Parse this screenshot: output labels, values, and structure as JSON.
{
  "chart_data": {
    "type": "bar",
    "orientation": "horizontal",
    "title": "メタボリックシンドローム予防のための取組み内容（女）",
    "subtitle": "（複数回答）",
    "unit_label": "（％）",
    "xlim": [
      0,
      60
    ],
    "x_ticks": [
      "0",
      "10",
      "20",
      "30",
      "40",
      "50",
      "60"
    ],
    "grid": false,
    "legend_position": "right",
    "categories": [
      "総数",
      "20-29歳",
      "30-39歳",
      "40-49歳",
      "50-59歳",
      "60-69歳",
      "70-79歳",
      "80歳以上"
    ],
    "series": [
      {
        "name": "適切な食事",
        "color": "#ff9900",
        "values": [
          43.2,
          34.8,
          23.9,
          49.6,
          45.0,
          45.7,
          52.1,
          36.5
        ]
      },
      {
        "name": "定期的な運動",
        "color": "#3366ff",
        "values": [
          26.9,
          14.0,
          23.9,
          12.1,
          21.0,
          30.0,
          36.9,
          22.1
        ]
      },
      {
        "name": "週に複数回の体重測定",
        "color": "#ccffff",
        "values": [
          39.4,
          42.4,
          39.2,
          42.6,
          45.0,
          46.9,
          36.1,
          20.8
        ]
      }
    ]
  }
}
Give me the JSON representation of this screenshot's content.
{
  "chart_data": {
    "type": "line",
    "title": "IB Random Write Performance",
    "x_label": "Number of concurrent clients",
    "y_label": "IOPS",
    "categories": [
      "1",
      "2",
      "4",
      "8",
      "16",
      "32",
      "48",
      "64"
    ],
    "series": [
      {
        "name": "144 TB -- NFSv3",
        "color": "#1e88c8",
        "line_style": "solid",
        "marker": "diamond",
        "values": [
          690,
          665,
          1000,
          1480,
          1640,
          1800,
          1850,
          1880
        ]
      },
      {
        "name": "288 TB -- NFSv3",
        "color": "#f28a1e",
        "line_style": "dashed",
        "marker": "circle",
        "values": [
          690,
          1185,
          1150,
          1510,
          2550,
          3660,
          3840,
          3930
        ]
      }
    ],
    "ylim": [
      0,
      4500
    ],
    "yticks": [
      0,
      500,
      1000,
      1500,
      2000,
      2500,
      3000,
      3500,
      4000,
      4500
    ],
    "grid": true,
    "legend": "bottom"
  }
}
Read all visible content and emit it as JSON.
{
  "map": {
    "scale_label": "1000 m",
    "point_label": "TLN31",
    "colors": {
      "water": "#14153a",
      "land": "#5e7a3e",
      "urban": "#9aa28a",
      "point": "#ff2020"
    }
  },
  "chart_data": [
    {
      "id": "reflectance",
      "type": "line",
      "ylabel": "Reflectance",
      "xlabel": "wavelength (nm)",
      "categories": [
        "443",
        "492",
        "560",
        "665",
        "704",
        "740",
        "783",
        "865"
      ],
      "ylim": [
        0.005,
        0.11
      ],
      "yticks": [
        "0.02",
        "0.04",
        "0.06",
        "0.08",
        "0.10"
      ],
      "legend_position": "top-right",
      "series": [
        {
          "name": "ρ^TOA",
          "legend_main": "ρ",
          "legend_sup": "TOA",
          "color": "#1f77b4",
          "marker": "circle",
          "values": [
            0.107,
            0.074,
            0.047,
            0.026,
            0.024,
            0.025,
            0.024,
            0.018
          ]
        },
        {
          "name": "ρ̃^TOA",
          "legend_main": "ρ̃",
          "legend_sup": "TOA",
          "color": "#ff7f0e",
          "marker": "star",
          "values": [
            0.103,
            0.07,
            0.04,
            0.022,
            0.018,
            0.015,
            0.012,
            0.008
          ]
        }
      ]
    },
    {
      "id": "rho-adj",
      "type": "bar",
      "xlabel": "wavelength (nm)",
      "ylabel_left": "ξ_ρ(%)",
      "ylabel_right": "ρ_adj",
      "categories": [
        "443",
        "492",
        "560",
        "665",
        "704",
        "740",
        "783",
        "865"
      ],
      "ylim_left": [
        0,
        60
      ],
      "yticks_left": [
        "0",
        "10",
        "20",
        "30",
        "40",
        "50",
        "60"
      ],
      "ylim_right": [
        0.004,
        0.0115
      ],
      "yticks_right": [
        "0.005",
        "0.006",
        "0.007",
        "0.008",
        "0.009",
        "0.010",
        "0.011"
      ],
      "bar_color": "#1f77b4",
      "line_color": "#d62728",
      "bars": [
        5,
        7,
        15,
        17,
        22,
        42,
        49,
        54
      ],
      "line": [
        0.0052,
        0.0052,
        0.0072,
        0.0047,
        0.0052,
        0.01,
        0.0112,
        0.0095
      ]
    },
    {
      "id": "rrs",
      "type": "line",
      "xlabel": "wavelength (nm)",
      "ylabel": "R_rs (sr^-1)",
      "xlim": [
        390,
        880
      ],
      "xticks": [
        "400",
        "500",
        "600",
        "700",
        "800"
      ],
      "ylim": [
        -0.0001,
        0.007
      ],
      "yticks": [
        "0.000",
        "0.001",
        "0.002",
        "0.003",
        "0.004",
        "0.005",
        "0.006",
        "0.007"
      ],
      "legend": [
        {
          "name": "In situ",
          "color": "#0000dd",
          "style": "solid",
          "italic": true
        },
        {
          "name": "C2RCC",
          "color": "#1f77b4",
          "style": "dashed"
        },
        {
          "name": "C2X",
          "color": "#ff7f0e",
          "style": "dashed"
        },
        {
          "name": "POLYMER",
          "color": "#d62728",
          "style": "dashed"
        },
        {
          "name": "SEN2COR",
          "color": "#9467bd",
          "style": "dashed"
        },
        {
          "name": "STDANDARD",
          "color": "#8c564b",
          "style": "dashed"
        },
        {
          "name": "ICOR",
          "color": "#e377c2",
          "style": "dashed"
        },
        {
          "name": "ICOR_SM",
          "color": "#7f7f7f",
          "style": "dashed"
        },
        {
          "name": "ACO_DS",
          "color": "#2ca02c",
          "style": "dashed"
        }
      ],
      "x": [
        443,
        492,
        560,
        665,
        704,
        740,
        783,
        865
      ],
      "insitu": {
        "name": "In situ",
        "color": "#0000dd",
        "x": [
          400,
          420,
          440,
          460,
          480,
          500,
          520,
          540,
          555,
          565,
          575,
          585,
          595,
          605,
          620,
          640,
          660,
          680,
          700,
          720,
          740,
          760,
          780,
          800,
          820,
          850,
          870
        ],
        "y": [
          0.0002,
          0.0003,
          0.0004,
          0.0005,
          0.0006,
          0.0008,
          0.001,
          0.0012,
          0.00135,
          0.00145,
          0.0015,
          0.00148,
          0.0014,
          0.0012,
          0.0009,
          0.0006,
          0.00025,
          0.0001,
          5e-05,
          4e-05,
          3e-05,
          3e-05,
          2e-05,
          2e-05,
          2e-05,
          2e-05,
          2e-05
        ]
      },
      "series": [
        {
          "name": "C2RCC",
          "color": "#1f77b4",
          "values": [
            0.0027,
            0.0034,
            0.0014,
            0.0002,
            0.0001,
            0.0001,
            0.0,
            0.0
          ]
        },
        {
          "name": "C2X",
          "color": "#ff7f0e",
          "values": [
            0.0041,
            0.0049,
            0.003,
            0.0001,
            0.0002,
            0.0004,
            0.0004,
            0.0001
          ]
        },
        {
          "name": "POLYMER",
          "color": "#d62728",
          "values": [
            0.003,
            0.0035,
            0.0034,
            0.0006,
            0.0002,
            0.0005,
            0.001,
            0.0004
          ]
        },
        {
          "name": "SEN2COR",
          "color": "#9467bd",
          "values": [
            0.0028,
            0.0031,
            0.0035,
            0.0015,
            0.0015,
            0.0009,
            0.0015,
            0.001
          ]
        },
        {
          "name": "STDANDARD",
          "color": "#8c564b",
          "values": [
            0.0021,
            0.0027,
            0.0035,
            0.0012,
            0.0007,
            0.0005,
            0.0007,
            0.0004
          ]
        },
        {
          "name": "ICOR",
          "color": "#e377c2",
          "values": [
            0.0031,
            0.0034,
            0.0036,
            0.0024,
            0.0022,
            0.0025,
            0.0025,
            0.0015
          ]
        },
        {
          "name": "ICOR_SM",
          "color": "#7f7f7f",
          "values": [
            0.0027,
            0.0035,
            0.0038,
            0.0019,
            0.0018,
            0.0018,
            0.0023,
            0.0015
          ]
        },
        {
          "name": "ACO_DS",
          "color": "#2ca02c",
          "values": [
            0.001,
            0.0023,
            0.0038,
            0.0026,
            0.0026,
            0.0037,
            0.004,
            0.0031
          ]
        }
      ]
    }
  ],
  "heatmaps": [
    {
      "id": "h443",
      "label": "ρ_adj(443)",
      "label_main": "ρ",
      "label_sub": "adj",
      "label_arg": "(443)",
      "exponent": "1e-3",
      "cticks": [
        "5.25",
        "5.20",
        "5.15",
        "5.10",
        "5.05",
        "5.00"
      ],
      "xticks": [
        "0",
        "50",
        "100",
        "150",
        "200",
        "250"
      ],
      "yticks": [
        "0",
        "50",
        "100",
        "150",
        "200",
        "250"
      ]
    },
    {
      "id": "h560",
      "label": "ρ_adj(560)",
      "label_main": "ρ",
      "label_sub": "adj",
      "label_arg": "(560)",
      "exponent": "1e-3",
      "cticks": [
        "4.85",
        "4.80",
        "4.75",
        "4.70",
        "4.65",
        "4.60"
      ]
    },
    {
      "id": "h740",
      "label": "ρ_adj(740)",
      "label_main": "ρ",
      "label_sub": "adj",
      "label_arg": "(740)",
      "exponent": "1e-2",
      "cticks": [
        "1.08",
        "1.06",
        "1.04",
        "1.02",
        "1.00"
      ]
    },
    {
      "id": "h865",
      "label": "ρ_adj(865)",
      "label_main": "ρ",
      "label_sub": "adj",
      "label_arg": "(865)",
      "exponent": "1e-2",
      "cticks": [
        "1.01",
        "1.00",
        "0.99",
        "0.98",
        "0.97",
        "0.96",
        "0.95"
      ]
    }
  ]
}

# SET TASK:
List every line above that contains the word "this".

# THE OUTPUT:
Parse this screenshot: output labels, values, and structure as JSON.
Give me the JSON representation of this screenshot's content.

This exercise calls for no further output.